● **THE PROBLEM**
Search the records that follow and extract every line containing the string "icon".

——————————

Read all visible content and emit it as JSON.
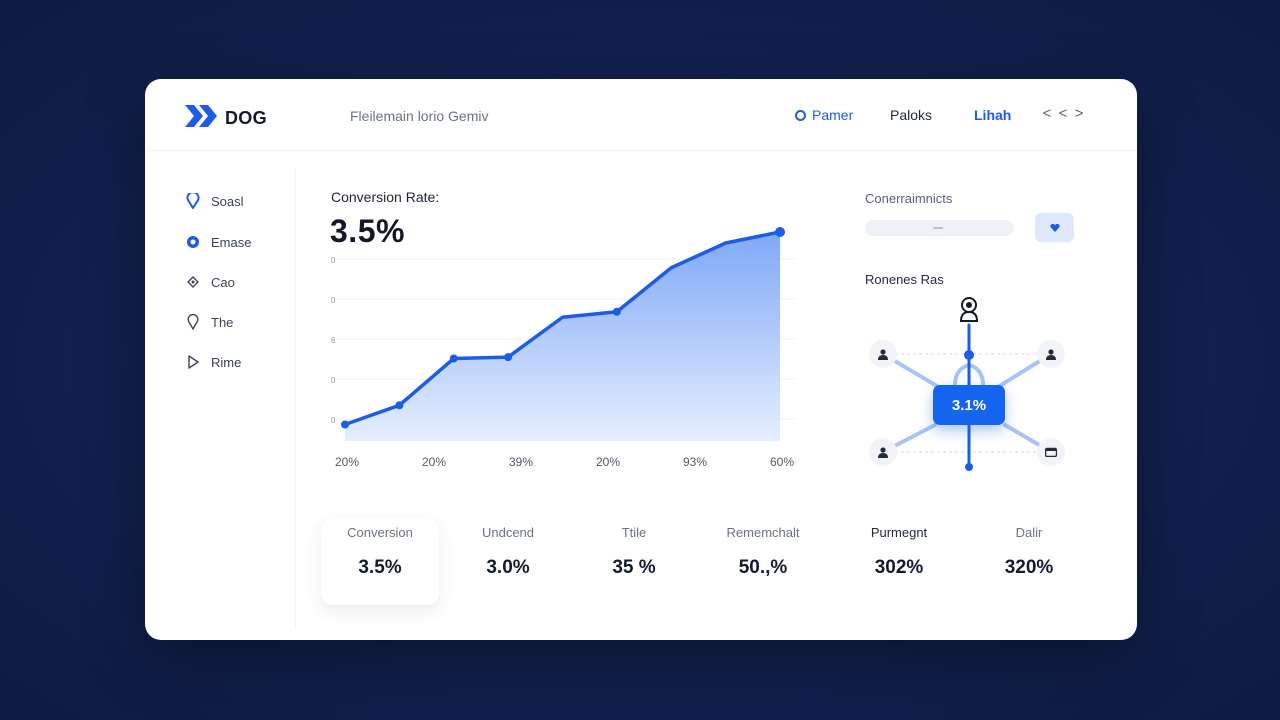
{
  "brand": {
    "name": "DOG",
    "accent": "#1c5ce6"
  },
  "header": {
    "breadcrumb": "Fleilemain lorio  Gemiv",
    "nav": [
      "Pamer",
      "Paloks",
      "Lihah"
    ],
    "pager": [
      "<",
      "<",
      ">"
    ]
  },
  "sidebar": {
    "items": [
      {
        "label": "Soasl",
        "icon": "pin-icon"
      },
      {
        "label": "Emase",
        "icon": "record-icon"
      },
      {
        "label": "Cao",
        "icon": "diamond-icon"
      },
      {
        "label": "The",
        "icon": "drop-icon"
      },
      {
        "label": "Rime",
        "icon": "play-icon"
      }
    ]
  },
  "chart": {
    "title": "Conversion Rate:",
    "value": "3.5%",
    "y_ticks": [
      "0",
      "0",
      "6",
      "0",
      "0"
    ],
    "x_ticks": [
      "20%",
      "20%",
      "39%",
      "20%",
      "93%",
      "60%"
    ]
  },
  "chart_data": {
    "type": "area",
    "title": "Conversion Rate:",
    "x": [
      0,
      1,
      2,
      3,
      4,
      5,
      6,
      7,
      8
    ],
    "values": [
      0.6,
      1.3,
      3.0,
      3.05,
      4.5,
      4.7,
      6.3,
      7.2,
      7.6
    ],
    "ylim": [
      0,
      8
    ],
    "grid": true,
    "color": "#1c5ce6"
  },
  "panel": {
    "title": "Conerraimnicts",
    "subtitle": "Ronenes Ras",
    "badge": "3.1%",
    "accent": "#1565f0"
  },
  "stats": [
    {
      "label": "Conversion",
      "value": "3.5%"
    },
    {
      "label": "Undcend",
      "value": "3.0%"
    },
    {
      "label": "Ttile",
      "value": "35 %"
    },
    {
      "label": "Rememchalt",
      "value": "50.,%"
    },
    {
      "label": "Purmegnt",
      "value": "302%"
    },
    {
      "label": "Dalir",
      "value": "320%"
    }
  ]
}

——————————

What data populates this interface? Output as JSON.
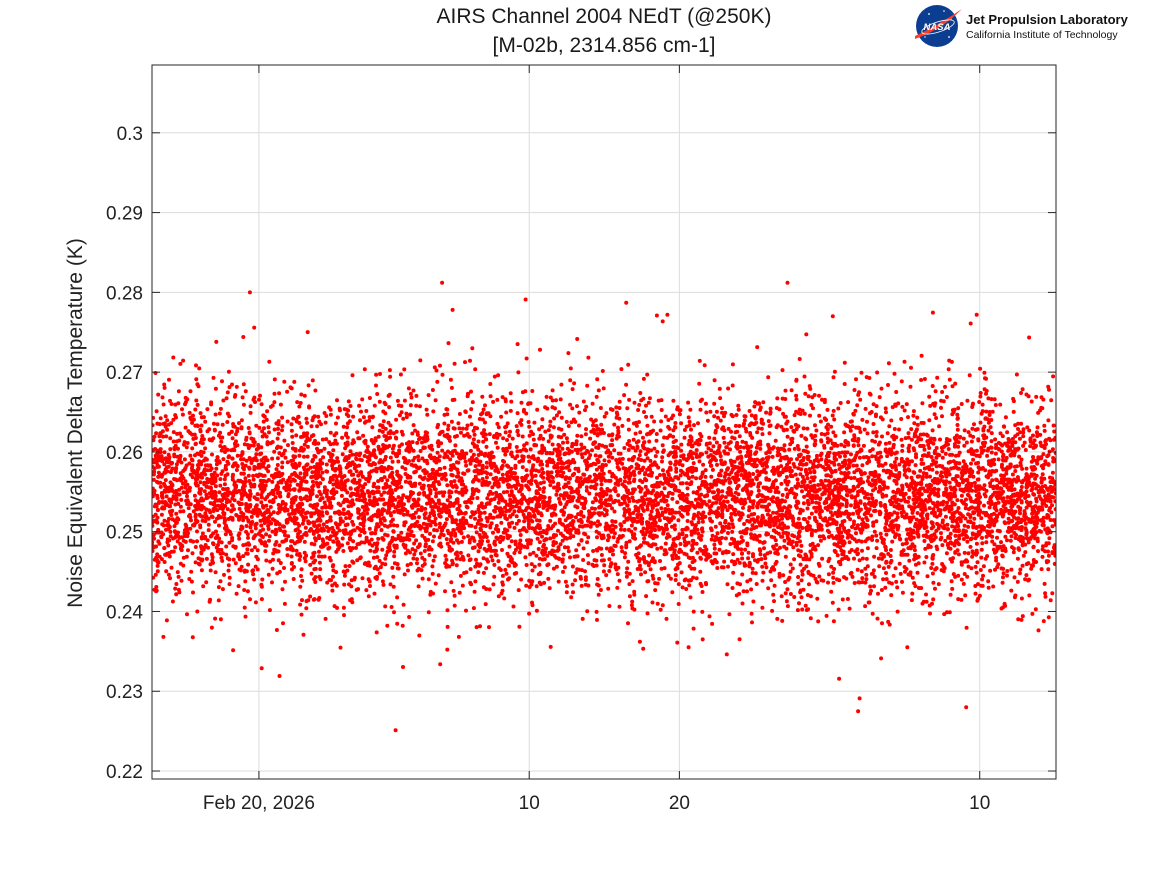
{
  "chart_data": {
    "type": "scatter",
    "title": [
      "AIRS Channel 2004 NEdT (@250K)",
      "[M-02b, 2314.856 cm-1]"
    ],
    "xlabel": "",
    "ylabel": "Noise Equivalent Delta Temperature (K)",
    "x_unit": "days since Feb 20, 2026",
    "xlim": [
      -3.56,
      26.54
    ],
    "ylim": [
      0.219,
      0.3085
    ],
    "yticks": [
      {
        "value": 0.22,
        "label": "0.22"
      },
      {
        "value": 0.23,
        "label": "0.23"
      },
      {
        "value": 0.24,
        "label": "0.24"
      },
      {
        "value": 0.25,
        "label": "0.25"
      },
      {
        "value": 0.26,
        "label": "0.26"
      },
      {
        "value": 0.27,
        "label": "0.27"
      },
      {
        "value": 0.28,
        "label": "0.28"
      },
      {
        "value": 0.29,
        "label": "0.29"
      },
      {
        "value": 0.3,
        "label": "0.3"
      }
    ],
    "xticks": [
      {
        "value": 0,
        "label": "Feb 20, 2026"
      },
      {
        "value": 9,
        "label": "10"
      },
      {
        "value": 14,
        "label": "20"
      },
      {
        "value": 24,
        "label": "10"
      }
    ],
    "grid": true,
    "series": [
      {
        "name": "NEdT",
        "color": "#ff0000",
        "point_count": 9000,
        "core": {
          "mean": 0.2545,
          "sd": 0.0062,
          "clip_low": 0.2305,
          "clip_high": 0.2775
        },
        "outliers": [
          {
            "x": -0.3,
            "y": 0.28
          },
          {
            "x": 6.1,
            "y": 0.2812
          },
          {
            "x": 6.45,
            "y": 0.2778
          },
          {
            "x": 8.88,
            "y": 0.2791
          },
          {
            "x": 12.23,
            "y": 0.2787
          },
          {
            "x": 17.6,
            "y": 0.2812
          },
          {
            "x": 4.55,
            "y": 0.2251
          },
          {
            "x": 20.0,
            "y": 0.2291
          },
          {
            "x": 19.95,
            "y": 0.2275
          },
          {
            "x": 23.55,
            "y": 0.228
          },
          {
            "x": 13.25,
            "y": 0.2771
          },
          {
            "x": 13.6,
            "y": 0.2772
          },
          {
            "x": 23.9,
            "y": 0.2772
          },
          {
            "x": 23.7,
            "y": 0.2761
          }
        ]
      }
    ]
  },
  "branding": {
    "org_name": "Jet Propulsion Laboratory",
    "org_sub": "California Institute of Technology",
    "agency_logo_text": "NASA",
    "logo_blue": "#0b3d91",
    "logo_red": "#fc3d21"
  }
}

——————————

● **RESULT FOR THIS EXERCISE**
        "icon": "pin-icon"
        "icon": "record-icon"
        "icon": "diamond-icon"
        "icon": "drop-icon"
        "icon": "play-icon"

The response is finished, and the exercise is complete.